▶ **Extrait du texte**
----

Le califat dans les imaginaires de l'Islam sunnite 2/2

Le califat dans les imaginaires de l'Islam sunnite 2/2 938 440 Roger Naba'a

8- La fiction des Khulafa’ Rashidun

C’est du fond de cet horizon d’attente que la fiction des Khulafā’ Rashidūn serait venue aux musulmans. Ils l’ont naturellement acceptée, allant de soi comme une «vérité» qui ne venant de nulle part passait pour avoir été toujours-déjà-là. C’est à mettre en scène la représentation de la croyance en cette «vérité» du Califat Heureux que la fiction des Califes Bien Guidés fut vouée ; une représentation qui soit telle que celui qui y croit et lui est assujetti ne puisse que croire en elle dès lors que dans cette représentation l’acteur, la scène et le destinataire sont sur le même plan : les musulmans sont tout à la fois, les destinataires de la fiction, ses auteurs («inconscients» devrait-on ajouter) et les acteurs de la scène du spectacle, comme acteurs de la crise fitnique : c’est par et avec eux que s’est construit cette fiction comme mise en scène de la sortie de la fitna !

----

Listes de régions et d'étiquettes
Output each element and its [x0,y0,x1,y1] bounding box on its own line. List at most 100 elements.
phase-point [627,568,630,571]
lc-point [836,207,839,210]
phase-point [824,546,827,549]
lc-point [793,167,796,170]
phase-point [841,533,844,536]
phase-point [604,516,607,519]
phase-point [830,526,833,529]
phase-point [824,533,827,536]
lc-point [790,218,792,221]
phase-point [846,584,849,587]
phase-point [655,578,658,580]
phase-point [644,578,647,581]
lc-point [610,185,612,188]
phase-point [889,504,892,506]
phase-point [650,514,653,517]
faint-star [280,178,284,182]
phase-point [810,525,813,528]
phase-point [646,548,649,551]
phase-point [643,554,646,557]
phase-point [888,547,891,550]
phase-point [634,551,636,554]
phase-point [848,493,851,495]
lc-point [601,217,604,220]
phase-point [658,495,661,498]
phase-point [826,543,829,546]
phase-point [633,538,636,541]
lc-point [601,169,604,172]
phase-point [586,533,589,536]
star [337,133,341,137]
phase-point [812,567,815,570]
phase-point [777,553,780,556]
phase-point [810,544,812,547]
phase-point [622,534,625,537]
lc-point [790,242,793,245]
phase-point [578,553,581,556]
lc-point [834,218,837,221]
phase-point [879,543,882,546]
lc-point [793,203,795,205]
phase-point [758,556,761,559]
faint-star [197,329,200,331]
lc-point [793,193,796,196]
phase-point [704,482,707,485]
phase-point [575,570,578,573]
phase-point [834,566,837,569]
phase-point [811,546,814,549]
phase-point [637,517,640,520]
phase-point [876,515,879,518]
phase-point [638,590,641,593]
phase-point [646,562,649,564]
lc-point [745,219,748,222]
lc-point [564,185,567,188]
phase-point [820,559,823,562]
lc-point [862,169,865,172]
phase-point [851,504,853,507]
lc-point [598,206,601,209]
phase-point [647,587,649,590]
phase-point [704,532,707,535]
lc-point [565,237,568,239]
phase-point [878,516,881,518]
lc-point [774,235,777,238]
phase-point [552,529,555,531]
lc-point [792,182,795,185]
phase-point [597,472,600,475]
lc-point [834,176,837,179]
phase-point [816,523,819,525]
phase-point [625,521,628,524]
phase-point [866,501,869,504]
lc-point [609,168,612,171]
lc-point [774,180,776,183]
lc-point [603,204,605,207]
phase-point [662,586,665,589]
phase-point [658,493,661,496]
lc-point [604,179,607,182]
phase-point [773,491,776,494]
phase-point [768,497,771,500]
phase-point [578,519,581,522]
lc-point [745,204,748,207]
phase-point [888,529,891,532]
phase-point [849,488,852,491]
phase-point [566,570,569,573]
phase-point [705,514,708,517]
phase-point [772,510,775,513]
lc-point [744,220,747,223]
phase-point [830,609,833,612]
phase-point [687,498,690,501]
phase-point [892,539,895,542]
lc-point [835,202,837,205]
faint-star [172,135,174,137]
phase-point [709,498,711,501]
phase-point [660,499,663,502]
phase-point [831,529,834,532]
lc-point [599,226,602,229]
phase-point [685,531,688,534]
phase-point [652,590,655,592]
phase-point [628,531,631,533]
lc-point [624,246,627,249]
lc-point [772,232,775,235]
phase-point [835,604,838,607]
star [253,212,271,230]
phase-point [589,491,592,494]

----

▶ **Consignes de l'exercice**
1) Transcrivez intégralement l'extrait sur le califat, sans rien y modifier.
2) Reproduisez mot pour mot les entrées, depuis la toute première ligne jusqu'à la ligne contenant «phase-point [824,533,827,536]», celle-ci comprise.
L'extrait et les entrées proviennent de sources distinctes.

▶ **Réponses aux consignes**
1)
Le califat dans les imaginaires de l'Islam sunnite 2/2

Le califat dans les imaginaires de l'Islam sunnite 2/2 938 440 Roger Naba'a

8- La fiction des Khulafa’ Rashidun

C’est du fond de cet horizon d’attente que la fiction des Khulafā’ Rashidūn serait venue aux musulmans. Ils l’ont naturellement acceptée, allant de soi comme une «vérité» qui ne venant de nulle part passait pour avoir été toujours-déjà-là. C’est à mettre en scène la représentation de la croyance en cette «vérité» du Califat Heureux que la fiction des Califes Bien Guidés fut vouée ; une représentation qui soit telle que celui qui y croit et lui est assujetti ne puisse que croire en elle dès lors que dans cette représentation l’acteur, la scène et le destinataire sont sur le même plan : les musulmans sont tout à la fois, les destinataires de la fiction, ses auteurs («inconscients» devrait-on ajouter) et les acteurs de la scène du spectacle, comme acteurs de la crise fitnique : c’est par et avec eux que s’est construit cette fiction comme mise en scène de la sortie de la fitna !

2)
Output each element and its [x0,y0,x1,y1] bounding box on its own line. List at most 100 elements.
phase-point [627,568,630,571]
lc-point [836,207,839,210]
phase-point [824,546,827,549]
lc-point [793,167,796,170]
phase-point [841,533,844,536]
phase-point [604,516,607,519]
phase-point [830,526,833,529]
phase-point [824,533,827,536]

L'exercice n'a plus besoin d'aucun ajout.